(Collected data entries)

....

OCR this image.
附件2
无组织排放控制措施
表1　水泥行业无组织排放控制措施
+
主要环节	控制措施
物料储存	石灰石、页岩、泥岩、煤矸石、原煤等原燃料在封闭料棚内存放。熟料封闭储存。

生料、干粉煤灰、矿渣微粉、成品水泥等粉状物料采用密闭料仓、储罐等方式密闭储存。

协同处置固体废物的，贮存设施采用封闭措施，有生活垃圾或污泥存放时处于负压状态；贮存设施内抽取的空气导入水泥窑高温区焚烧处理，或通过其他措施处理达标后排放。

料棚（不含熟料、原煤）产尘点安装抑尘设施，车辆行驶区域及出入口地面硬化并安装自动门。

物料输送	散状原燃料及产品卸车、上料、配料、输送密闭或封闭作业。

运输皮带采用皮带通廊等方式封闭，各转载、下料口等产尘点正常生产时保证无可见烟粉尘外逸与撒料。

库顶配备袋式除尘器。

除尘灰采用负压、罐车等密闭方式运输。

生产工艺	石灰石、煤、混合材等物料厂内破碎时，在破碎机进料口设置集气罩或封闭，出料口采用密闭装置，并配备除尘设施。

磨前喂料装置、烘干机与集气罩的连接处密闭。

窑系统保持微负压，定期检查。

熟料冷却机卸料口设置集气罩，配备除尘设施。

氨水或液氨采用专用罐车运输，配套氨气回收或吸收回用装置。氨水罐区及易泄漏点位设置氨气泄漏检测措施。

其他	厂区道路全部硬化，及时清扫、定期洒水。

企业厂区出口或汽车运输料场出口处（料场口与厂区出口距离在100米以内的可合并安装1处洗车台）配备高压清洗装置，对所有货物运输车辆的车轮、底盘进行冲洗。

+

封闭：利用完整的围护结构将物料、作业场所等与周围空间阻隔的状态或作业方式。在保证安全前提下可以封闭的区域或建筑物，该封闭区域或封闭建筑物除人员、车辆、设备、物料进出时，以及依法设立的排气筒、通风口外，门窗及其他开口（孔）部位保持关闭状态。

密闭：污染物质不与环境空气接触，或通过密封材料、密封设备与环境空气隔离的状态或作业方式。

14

....

Exercise requirements: Generate an exact reproduction of all entries.

Finished task:
OCR this image.
附件2
无组织排放控制措施
表1　水泥行业无组织排放控制措施
+
主要环节	控制措施
物料储存	石灰石、页岩、泥岩、煤矸石、原煤等原燃料在封闭料棚内存放。熟料封闭储存。

生料、干粉煤灰、矿渣微粉、成品水泥等粉状物料采用密闭料仓、储罐等方式密闭储存。

协同处置固体废物的，贮存设施采用封闭措施，有生活垃圾或污泥存放时处于负压状态；贮存设施内抽取的空气导入水泥窑高温区焚烧处理，或通过其他措施处理达标后排放。

料棚（不含熟料、原煤）产尘点安装抑尘设施，车辆行驶区域及出入口地面硬化并安装自动门。

物料输送	散状原燃料及产品卸车、上料、配料、输送密闭或封闭作业。

运输皮带采用皮带通廊等方式封闭，各转载、下料口等产尘点正常生产时保证无可见烟粉尘外逸与撒料。

库顶配备袋式除尘器。

除尘灰采用负压、罐车等密闭方式运输。

生产工艺	石灰石、煤、混合材等物料厂内破碎时，在破碎机进料口设置集气罩或封闭，出料口采用密闭装置，并配备除尘设施。

磨前喂料装置、烘干机与集气罩的连接处密闭。

窑系统保持微负压，定期检查。

熟料冷却机卸料口设置集气罩，配备除尘设施。

氨水或液氨采用专用罐车运输，配套氨气回收或吸收回用装置。氨水罐区及易泄漏点位设置氨气泄漏检测措施。

其他	厂区道路全部硬化，及时清扫、定期洒水。

企业厂区出口或汽车运输料场出口处（料场口与厂区出口距离在100米以内的可合并安装1处洗车台）配备高压清洗装置，对所有货物运输车辆的车轮、底盘进行冲洗。

+

封闭：利用完整的围护结构将物料、作业场所等与周围空间阻隔的状态或作业方式。在保证安全前提下可以封闭的区域或建筑物，该封闭区域或封闭建筑物除人员、车辆、设备、物料进出时，以及依法设立的排气筒、通风口外，门窗及其他开口（孔）部位保持关闭状态。

密闭：污染物质不与环境空气接触，或通过密封材料、密封设备与环境空气隔离的状态或作业方式。

14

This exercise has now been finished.